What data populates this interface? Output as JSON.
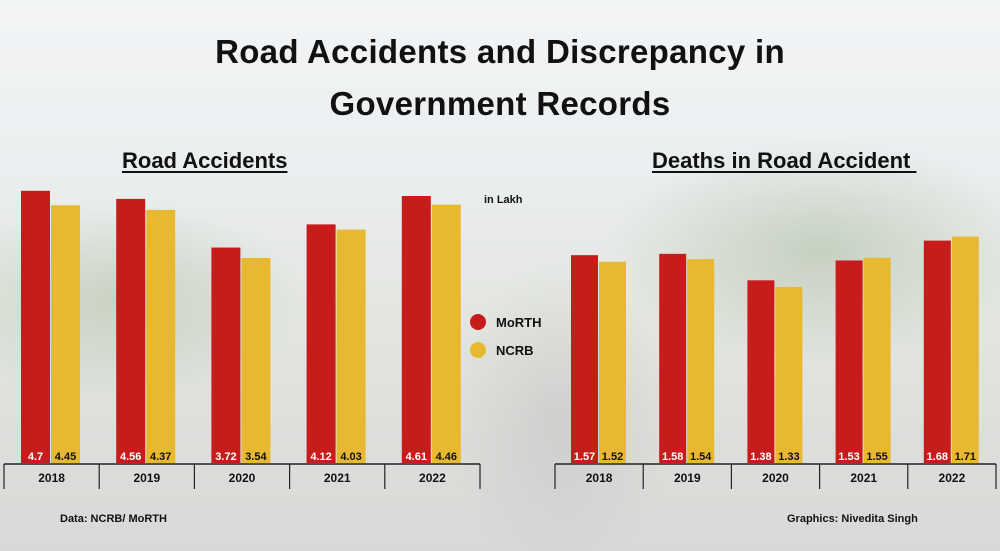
{
  "title": "Road Accidents and Discrepancy in\nGovernment Records",
  "unit_label": "in Lakh",
  "legend": [
    {
      "name": "MoRTH",
      "color": "#c81c1c"
    },
    {
      "name": "NCRB",
      "color": "#e8b830"
    }
  ],
  "source": "Data: NCRB/ MoRTH",
  "credit": "Graphics: Nivedita Singh",
  "chart_data": [
    {
      "type": "bar",
      "title": "Road Accidents",
      "categories": [
        "2018",
        "2019",
        "2020",
        "2021",
        "2022"
      ],
      "series": [
        {
          "name": "MoRTH",
          "values": [
            "4.7",
            "4.56",
            "3.72",
            "4.12",
            "4.61"
          ]
        },
        {
          "name": "NCRB",
          "values": [
            "4.45",
            "4.37",
            "3.54",
            "4.03",
            "4.46"
          ]
        }
      ],
      "ylim": [
        0,
        4.8
      ]
    },
    {
      "type": "bar",
      "title": "Deaths in Road Accident ",
      "categories": [
        "2018",
        "2019",
        "2020",
        "2021",
        "2022"
      ],
      "series": [
        {
          "name": "MoRTH",
          "values": [
            "1.57",
            "1.58",
            "1.38",
            "1.53",
            "1.68"
          ]
        },
        {
          "name": "NCRB",
          "values": [
            "1.52",
            "1.54",
            "1.33",
            "1.55",
            "1.71"
          ]
        }
      ],
      "ylim": [
        0,
        2.1
      ]
    }
  ]
}
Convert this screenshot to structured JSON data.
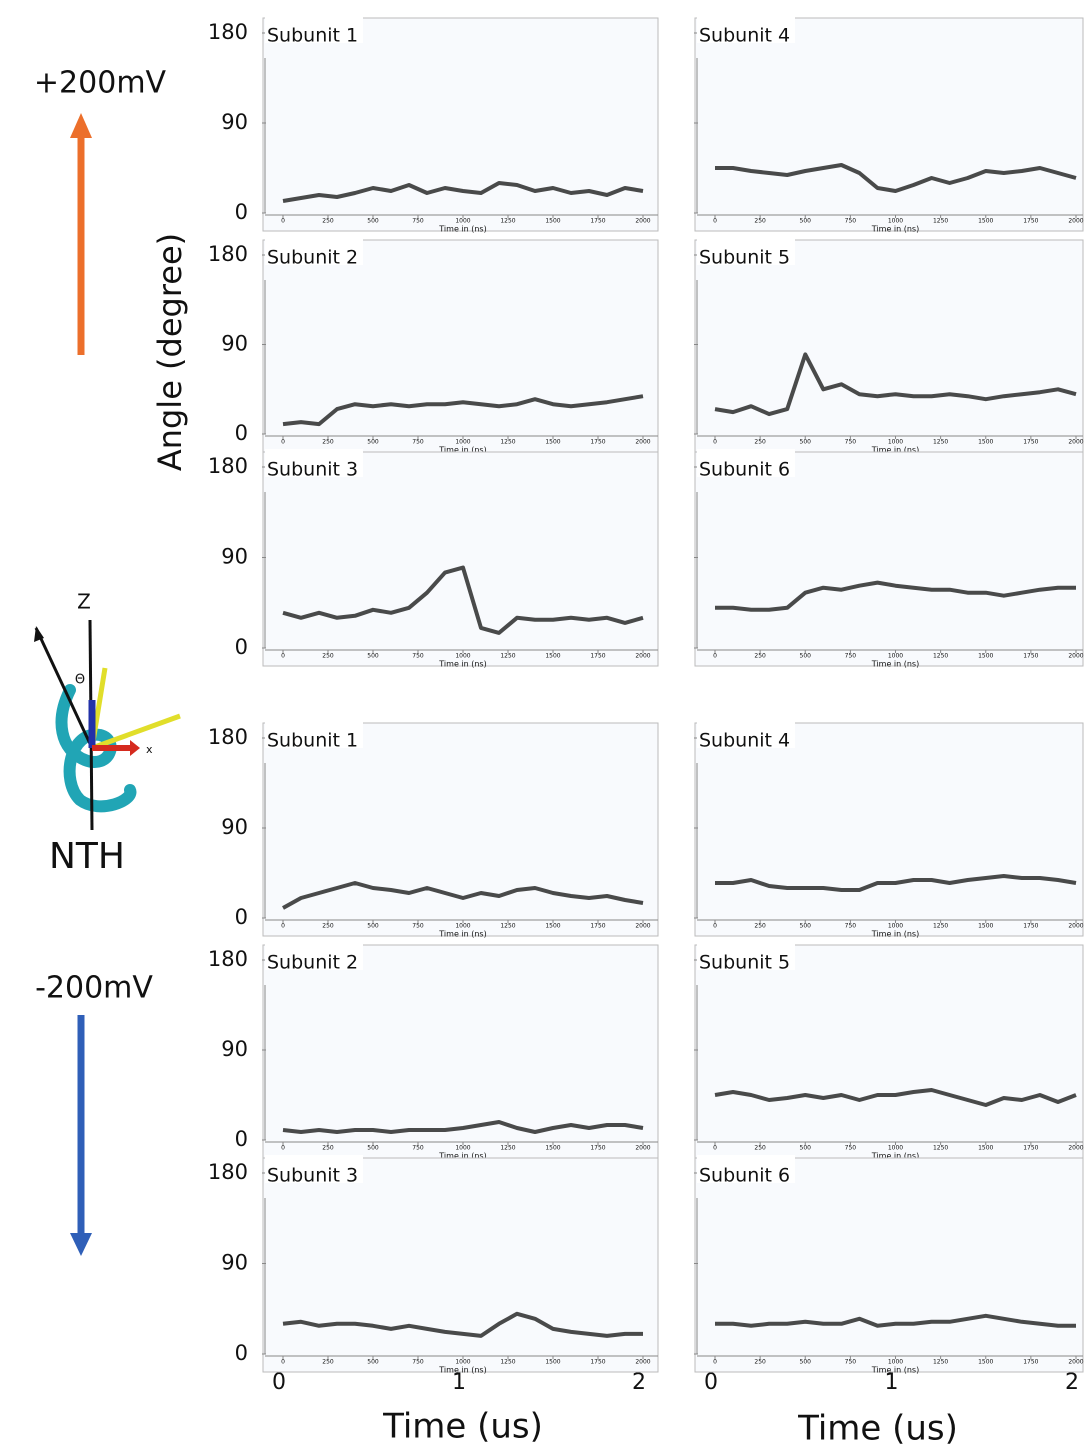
{
  "figure": {
    "top_label": "+200mV",
    "bottom_label": "-200mV",
    "molecule_label": "NTH",
    "axis_z": "Z",
    "axis_theta": "Θ",
    "axis_x": "x",
    "y_label": "Angle (degree)",
    "time_label": "Time (us)",
    "time_lim": [
      0,
      2
    ],
    "time_ticks": [
      0,
      1,
      2
    ]
  },
  "chart_data": [
    {
      "type": "line",
      "title": "Subunit 1",
      "xlabel": "Time in (ns)",
      "color": "#2a2a2a",
      "x": [
        0,
        100,
        200,
        300,
        400,
        500,
        600,
        700,
        800,
        900,
        1000,
        1100,
        1200,
        1300,
        1400,
        1500,
        1600,
        1700,
        1800,
        1900,
        2000
      ],
      "values": [
        12,
        15,
        18,
        16,
        20,
        25,
        22,
        28,
        20,
        25,
        22,
        20,
        30,
        28,
        22,
        25,
        20,
        22,
        18,
        25,
        22
      ],
      "xlim": [
        0,
        2000
      ],
      "ylim": [
        0,
        180
      ],
      "xticks": [
        0,
        250,
        500,
        750,
        1000,
        1250,
        1500,
        1750,
        2000
      ],
      "yticks": [
        0,
        90,
        180
      ]
    },
    {
      "type": "line",
      "title": "Subunit 2",
      "xlabel": "Time in (ns)",
      "color": "#2a2a2a",
      "x": [
        0,
        100,
        200,
        300,
        400,
        500,
        600,
        700,
        800,
        900,
        1000,
        1100,
        1200,
        1300,
        1400,
        1500,
        1600,
        1700,
        1800,
        1900,
        2000
      ],
      "values": [
        10,
        12,
        10,
        25,
        30,
        28,
        30,
        28,
        30,
        30,
        32,
        30,
        28,
        30,
        35,
        30,
        28,
        30,
        32,
        35,
        38
      ],
      "xlim": [
        0,
        2000
      ],
      "ylim": [
        0,
        180
      ],
      "xticks": [
        0,
        250,
        500,
        750,
        1000,
        1250,
        1500,
        1750,
        2000
      ],
      "yticks": [
        0,
        90,
        180
      ]
    },
    {
      "type": "line",
      "title": "Subunit 3",
      "xlabel": "Time in (ns)",
      "color": "#2a2a2a",
      "x": [
        0,
        100,
        200,
        300,
        400,
        500,
        600,
        700,
        800,
        900,
        1000,
        1100,
        1200,
        1300,
        1400,
        1500,
        1600,
        1700,
        1800,
        1900,
        2000
      ],
      "values": [
        35,
        30,
        35,
        30,
        32,
        38,
        35,
        40,
        55,
        75,
        80,
        20,
        15,
        30,
        28,
        28,
        30,
        28,
        30,
        25,
        30
      ],
      "xlim": [
        0,
        2000
      ],
      "ylim": [
        0,
        180
      ],
      "xticks": [
        0,
        250,
        500,
        750,
        1000,
        1250,
        1500,
        1750,
        2000
      ],
      "yticks": [
        0,
        90,
        180
      ]
    },
    {
      "type": "line",
      "title": "Subunit 4",
      "xlabel": "Time in (ns)",
      "color": "#2a2a2a",
      "x": [
        0,
        100,
        200,
        300,
        400,
        500,
        600,
        700,
        800,
        900,
        1000,
        1100,
        1200,
        1300,
        1400,
        1500,
        1600,
        1700,
        1800,
        1900,
        2000
      ],
      "values": [
        45,
        45,
        42,
        40,
        38,
        42,
        45,
        48,
        40,
        25,
        22,
        28,
        35,
        30,
        35,
        42,
        40,
        42,
        45,
        40,
        35
      ],
      "xlim": [
        0,
        2000
      ],
      "ylim": [
        0,
        180
      ],
      "xticks": [
        0,
        250,
        500,
        750,
        1000,
        1250,
        1500,
        1750,
        2000
      ],
      "yticks": [
        0,
        90,
        180
      ]
    },
    {
      "type": "line",
      "title": "Subunit 5",
      "xlabel": "Time in (ns)",
      "color": "#2a2a2a",
      "x": [
        0,
        100,
        200,
        300,
        400,
        500,
        600,
        700,
        800,
        900,
        1000,
        1100,
        1200,
        1300,
        1400,
        1500,
        1600,
        1700,
        1800,
        1900,
        2000
      ],
      "values": [
        25,
        22,
        28,
        20,
        25,
        80,
        45,
        50,
        40,
        38,
        40,
        38,
        38,
        40,
        38,
        35,
        38,
        40,
        42,
        45,
        40
      ],
      "xlim": [
        0,
        2000
      ],
      "ylim": [
        0,
        180
      ],
      "xticks": [
        0,
        250,
        500,
        750,
        1000,
        1250,
        1500,
        1750,
        2000
      ],
      "yticks": [
        0,
        90,
        180
      ]
    },
    {
      "type": "line",
      "title": "Subunit 6",
      "xlabel": "Time in (ns)",
      "color": "#2a2a2a",
      "x": [
        0,
        100,
        200,
        300,
        400,
        500,
        600,
        700,
        800,
        900,
        1000,
        1100,
        1200,
        1300,
        1400,
        1500,
        1600,
        1700,
        1800,
        1900,
        2000
      ],
      "values": [
        40,
        40,
        38,
        38,
        40,
        55,
        60,
        58,
        62,
        65,
        62,
        60,
        58,
        58,
        55,
        55,
        52,
        55,
        58,
        60,
        60
      ],
      "xlim": [
        0,
        2000
      ],
      "ylim": [
        0,
        180
      ],
      "xticks": [
        0,
        250,
        500,
        750,
        1000,
        1250,
        1500,
        1750,
        2000
      ],
      "yticks": [
        0,
        90,
        180
      ]
    },
    {
      "type": "line",
      "title": "Subunit 1",
      "xlabel": "Time in (ns)",
      "color": "#2a2a2a",
      "x": [
        0,
        100,
        200,
        300,
        400,
        500,
        600,
        700,
        800,
        900,
        1000,
        1100,
        1200,
        1300,
        1400,
        1500,
        1600,
        1700,
        1800,
        1900,
        2000
      ],
      "values": [
        10,
        20,
        25,
        30,
        35,
        30,
        28,
        25,
        30,
        25,
        20,
        25,
        22,
        28,
        30,
        25,
        22,
        20,
        22,
        18,
        15
      ],
      "xlim": [
        0,
        2000
      ],
      "ylim": [
        0,
        180
      ],
      "xticks": [
        0,
        250,
        500,
        750,
        1000,
        1250,
        1500,
        1750,
        2000
      ],
      "yticks": [
        0,
        90,
        180
      ]
    },
    {
      "type": "line",
      "title": "Subunit 2",
      "xlabel": "Time in (ns)",
      "color": "#2a2a2a",
      "x": [
        0,
        100,
        200,
        300,
        400,
        500,
        600,
        700,
        800,
        900,
        1000,
        1100,
        1200,
        1300,
        1400,
        1500,
        1600,
        1700,
        1800,
        1900,
        2000
      ],
      "values": [
        10,
        8,
        10,
        8,
        10,
        10,
        8,
        10,
        10,
        10,
        12,
        15,
        18,
        12,
        8,
        12,
        15,
        12,
        15,
        15,
        12
      ],
      "xlim": [
        0,
        2000
      ],
      "ylim": [
        0,
        180
      ],
      "xticks": [
        0,
        250,
        500,
        750,
        1000,
        1250,
        1500,
        1750,
        2000
      ],
      "yticks": [
        0,
        90,
        180
      ]
    },
    {
      "type": "line",
      "title": "Subunit 3",
      "xlabel": "Time in (ns)",
      "color": "#2a2a2a",
      "x": [
        0,
        100,
        200,
        300,
        400,
        500,
        600,
        700,
        800,
        900,
        1000,
        1100,
        1200,
        1300,
        1400,
        1500,
        1600,
        1700,
        1800,
        1900,
        2000
      ],
      "values": [
        30,
        32,
        28,
        30,
        30,
        28,
        25,
        28,
        25,
        22,
        20,
        18,
        30,
        40,
        35,
        25,
        22,
        20,
        18,
        20,
        20
      ],
      "xlim": [
        0,
        2000
      ],
      "ylim": [
        0,
        180
      ],
      "xticks": [
        0,
        250,
        500,
        750,
        1000,
        1250,
        1500,
        1750,
        2000
      ],
      "yticks": [
        0,
        90,
        180
      ]
    },
    {
      "type": "line",
      "title": "Subunit 4",
      "xlabel": "Time in (ns)",
      "color": "#2a2a2a",
      "x": [
        0,
        100,
        200,
        300,
        400,
        500,
        600,
        700,
        800,
        900,
        1000,
        1100,
        1200,
        1300,
        1400,
        1500,
        1600,
        1700,
        1800,
        1900,
        2000
      ],
      "values": [
        35,
        35,
        38,
        32,
        30,
        30,
        30,
        28,
        28,
        35,
        35,
        38,
        38,
        35,
        38,
        40,
        42,
        40,
        40,
        38,
        35
      ],
      "xlim": [
        0,
        2000
      ],
      "ylim": [
        0,
        180
      ],
      "xticks": [
        0,
        250,
        500,
        750,
        1000,
        1250,
        1500,
        1750,
        2000
      ],
      "yticks": [
        0,
        90,
        180
      ]
    },
    {
      "type": "line",
      "title": "Subunit 5",
      "xlabel": "Time in (ns)",
      "color": "#2a2a2a",
      "x": [
        0,
        100,
        200,
        300,
        400,
        500,
        600,
        700,
        800,
        900,
        1000,
        1100,
        1200,
        1300,
        1400,
        1500,
        1600,
        1700,
        1800,
        1900,
        2000
      ],
      "values": [
        45,
        48,
        45,
        40,
        42,
        45,
        42,
        45,
        40,
        45,
        45,
        48,
        50,
        45,
        40,
        35,
        42,
        40,
        45,
        38,
        45
      ],
      "xlim": [
        0,
        2000
      ],
      "ylim": [
        0,
        180
      ],
      "xticks": [
        0,
        250,
        500,
        750,
        1000,
        1250,
        1500,
        1750,
        2000
      ],
      "yticks": [
        0,
        90,
        180
      ]
    },
    {
      "type": "line",
      "title": "Subunit 6",
      "xlabel": "Time in (ns)",
      "color": "#2a2a2a",
      "x": [
        0,
        100,
        200,
        300,
        400,
        500,
        600,
        700,
        800,
        900,
        1000,
        1100,
        1200,
        1300,
        1400,
        1500,
        1600,
        1700,
        1800,
        1900,
        2000
      ],
      "values": [
        30,
        30,
        28,
        30,
        30,
        32,
        30,
        30,
        35,
        28,
        30,
        30,
        32,
        32,
        35,
        38,
        35,
        32,
        30,
        28,
        28
      ],
      "xlim": [
        0,
        2000
      ],
      "ylim": [
        0,
        180
      ],
      "xticks": [
        0,
        250,
        500,
        750,
        1000,
        1250,
        1500,
        1750,
        2000
      ],
      "yticks": [
        0,
        90,
        180
      ]
    }
  ]
}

# # # # #

▸ **Problem description**:
Report the number of lines above that contain the word "NCRB", and only that number.

▸ **In response**:
4